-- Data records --
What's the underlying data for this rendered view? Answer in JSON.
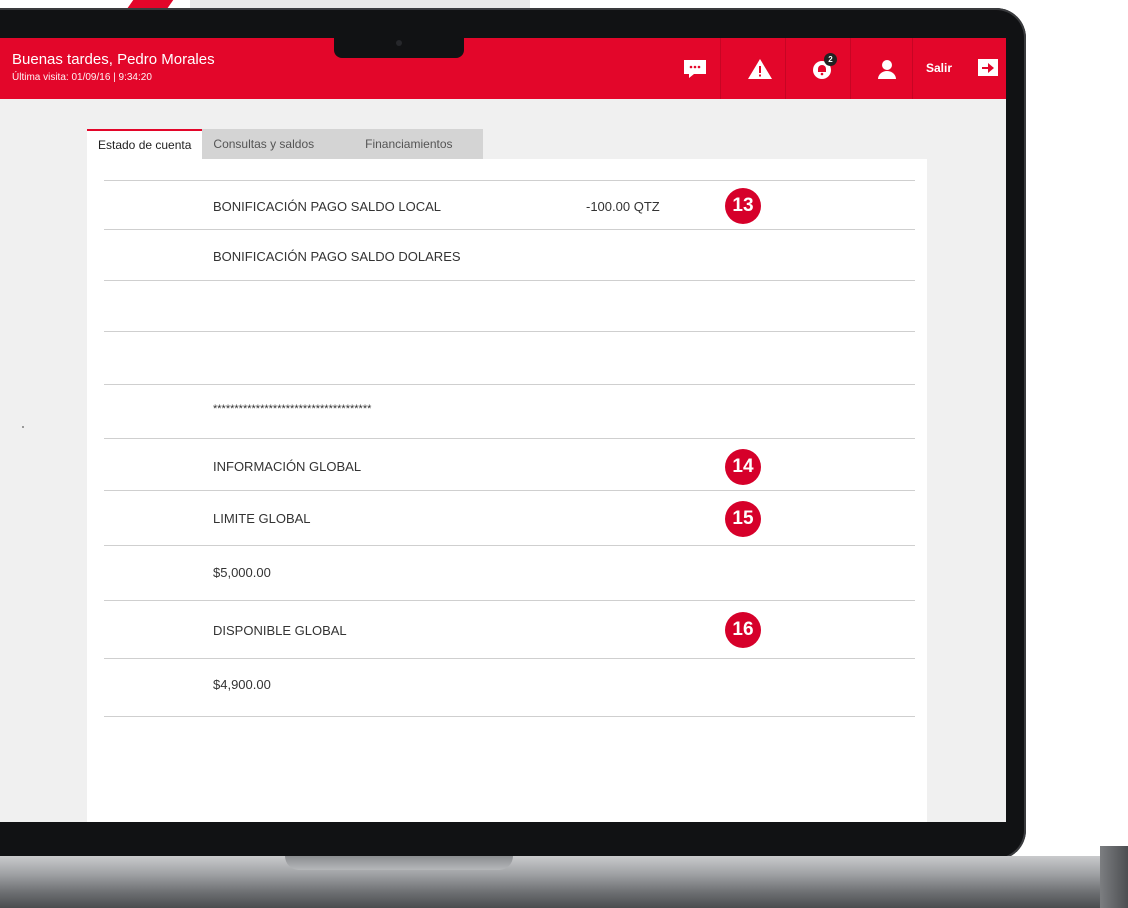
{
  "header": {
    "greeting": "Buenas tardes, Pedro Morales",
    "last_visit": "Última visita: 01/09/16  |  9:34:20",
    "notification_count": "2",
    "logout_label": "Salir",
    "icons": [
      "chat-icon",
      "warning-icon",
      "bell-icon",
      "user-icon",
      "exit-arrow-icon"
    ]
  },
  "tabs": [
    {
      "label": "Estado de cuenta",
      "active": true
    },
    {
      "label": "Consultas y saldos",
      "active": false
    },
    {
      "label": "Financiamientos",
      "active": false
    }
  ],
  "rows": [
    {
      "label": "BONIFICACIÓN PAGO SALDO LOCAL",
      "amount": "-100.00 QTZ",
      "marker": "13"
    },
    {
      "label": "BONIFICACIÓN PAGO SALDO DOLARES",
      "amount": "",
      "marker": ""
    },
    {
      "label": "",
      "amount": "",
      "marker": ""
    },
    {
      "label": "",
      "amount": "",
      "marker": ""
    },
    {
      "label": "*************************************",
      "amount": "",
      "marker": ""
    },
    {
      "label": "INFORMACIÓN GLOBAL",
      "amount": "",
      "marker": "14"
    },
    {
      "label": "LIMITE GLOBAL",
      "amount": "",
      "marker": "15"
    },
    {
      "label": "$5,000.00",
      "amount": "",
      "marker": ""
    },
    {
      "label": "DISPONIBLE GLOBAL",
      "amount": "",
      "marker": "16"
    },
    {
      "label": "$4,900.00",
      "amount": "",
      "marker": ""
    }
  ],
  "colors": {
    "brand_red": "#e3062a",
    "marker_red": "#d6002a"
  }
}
* * *
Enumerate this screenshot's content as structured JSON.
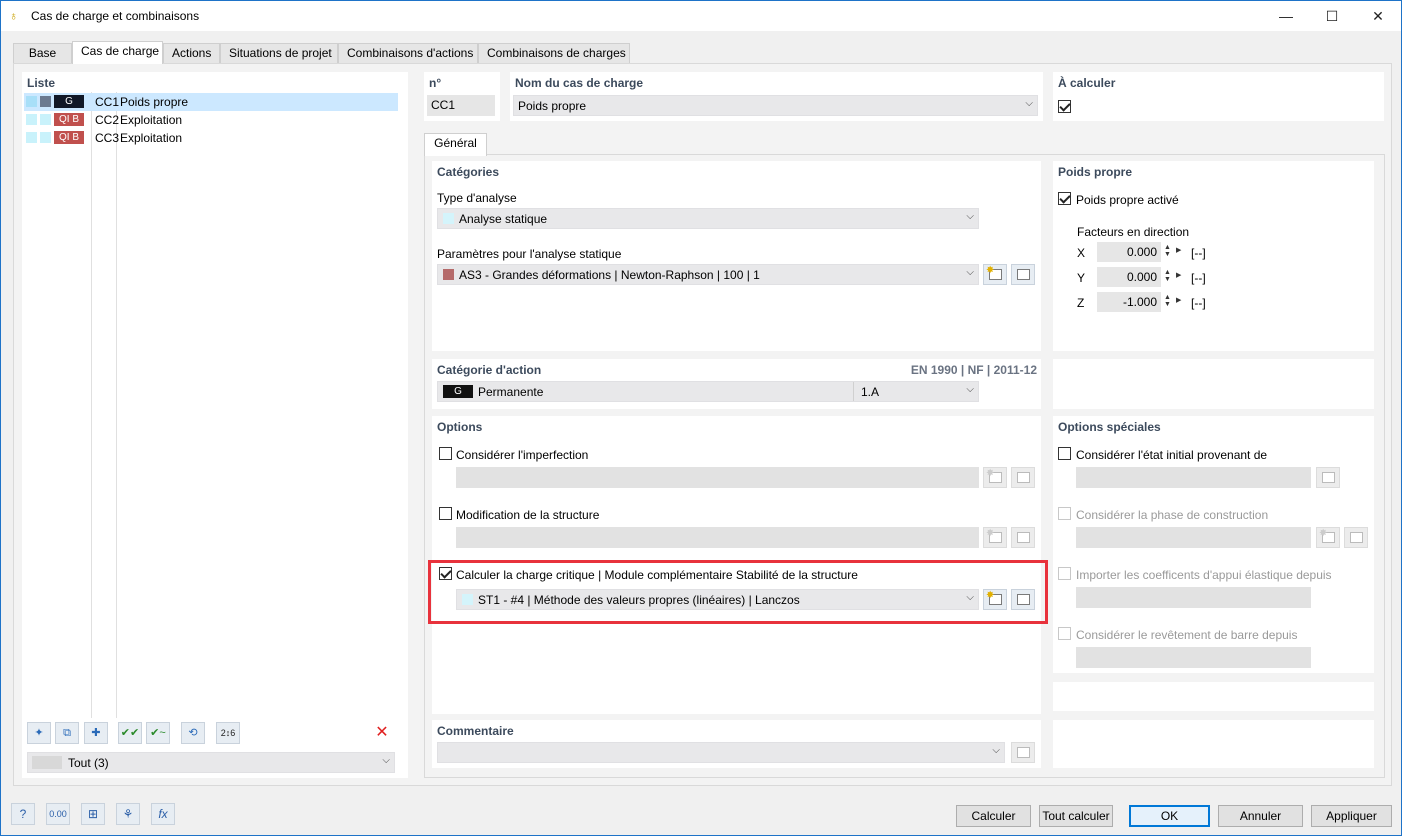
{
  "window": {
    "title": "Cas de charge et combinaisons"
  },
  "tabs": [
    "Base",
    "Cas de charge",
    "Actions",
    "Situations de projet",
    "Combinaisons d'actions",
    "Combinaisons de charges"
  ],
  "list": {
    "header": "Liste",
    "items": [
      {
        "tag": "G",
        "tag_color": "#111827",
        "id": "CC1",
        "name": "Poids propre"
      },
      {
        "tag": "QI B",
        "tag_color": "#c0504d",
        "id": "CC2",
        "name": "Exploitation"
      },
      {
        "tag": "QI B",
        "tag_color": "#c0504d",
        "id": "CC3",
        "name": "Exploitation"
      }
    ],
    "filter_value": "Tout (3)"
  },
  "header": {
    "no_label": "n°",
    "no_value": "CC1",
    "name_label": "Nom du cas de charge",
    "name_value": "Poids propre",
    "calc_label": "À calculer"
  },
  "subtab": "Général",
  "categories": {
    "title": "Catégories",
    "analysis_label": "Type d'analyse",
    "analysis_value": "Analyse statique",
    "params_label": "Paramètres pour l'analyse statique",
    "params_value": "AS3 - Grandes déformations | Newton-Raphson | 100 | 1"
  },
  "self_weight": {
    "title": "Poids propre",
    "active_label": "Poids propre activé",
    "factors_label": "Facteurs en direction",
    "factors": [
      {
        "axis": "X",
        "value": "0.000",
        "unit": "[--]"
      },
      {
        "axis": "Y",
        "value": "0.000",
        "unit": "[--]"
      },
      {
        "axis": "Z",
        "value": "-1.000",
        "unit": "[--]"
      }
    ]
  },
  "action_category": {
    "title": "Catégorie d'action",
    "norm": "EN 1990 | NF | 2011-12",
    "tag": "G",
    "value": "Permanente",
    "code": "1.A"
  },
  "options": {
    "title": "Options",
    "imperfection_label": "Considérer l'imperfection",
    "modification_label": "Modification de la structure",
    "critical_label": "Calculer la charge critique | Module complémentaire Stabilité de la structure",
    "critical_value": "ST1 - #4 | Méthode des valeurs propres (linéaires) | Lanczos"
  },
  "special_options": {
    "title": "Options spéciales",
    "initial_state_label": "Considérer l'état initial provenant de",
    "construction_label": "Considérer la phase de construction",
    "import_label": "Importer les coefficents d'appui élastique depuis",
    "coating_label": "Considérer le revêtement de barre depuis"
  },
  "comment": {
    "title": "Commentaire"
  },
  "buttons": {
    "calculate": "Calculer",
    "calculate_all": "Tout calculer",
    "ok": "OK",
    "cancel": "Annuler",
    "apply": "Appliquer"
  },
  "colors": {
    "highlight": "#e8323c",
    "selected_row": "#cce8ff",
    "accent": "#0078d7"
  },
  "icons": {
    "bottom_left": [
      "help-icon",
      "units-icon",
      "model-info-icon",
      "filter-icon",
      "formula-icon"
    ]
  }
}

-- WHAT IS REQUIRED --
Where a line above contains the word "Tout", copy that line.

-- RESULT OF THIS EXERCISE --
    "filter_value": "Tout (3)"
    "calculate_all": "Tout calculer",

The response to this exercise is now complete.